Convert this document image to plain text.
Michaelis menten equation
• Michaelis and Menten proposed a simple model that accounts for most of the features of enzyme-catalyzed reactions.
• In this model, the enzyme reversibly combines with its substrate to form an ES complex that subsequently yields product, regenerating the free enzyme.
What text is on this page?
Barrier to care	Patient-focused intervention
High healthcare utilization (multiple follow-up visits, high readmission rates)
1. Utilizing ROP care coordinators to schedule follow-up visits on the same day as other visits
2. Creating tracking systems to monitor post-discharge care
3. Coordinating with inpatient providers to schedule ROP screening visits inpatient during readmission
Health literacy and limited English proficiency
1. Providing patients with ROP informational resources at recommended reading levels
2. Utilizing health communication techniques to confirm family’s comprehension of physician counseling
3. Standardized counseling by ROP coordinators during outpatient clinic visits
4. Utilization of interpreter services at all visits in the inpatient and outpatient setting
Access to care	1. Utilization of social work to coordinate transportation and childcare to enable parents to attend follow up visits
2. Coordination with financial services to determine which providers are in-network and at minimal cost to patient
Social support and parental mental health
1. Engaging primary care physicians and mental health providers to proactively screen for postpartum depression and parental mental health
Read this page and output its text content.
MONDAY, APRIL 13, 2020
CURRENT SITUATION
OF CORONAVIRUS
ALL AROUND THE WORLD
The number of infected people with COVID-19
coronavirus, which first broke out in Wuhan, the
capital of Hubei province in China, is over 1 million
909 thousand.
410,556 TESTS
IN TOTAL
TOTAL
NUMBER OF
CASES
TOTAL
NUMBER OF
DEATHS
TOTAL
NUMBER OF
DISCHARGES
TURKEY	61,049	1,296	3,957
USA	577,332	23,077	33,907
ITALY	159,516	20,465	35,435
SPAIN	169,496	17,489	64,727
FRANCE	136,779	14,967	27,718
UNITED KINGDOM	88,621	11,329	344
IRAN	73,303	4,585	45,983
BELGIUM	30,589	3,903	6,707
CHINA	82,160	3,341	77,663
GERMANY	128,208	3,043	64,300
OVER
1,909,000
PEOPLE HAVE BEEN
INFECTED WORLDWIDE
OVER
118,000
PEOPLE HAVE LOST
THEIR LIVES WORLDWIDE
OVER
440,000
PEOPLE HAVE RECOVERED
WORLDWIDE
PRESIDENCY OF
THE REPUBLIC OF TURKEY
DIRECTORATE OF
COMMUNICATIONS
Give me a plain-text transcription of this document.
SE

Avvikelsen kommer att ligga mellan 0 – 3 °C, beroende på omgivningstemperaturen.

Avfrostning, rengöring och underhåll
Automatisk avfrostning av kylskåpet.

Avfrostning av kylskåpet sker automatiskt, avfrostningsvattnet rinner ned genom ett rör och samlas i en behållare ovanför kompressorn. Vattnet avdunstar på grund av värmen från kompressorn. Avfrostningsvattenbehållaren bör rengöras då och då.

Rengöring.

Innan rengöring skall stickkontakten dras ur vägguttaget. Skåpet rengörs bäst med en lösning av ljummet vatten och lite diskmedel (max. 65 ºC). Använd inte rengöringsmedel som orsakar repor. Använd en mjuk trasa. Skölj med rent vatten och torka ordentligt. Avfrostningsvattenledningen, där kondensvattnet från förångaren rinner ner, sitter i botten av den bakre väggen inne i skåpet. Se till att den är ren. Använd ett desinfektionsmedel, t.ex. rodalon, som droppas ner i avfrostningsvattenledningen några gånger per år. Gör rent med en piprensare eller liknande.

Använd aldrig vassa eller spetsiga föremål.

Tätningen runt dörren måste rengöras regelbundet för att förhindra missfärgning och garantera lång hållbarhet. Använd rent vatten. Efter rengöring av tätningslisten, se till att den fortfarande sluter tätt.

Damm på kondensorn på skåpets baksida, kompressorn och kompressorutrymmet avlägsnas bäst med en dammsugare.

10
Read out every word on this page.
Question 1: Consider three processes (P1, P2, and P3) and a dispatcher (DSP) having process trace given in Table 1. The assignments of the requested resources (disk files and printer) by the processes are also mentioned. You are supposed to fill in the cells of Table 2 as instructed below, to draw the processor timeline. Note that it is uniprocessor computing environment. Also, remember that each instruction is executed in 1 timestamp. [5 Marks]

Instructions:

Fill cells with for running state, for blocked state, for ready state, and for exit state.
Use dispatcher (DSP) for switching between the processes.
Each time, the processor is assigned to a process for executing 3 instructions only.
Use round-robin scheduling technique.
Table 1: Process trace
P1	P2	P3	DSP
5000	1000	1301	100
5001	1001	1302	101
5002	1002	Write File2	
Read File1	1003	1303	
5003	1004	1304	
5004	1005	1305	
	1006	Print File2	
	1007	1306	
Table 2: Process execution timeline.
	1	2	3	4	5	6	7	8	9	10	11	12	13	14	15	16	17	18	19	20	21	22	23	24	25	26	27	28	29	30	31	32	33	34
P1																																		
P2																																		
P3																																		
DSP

● EXERCISE INSTRUCTIONS
Answer with one number, namely how many lines in the records contain the string "plain".

● RESULT OF THIS EXERCISE
2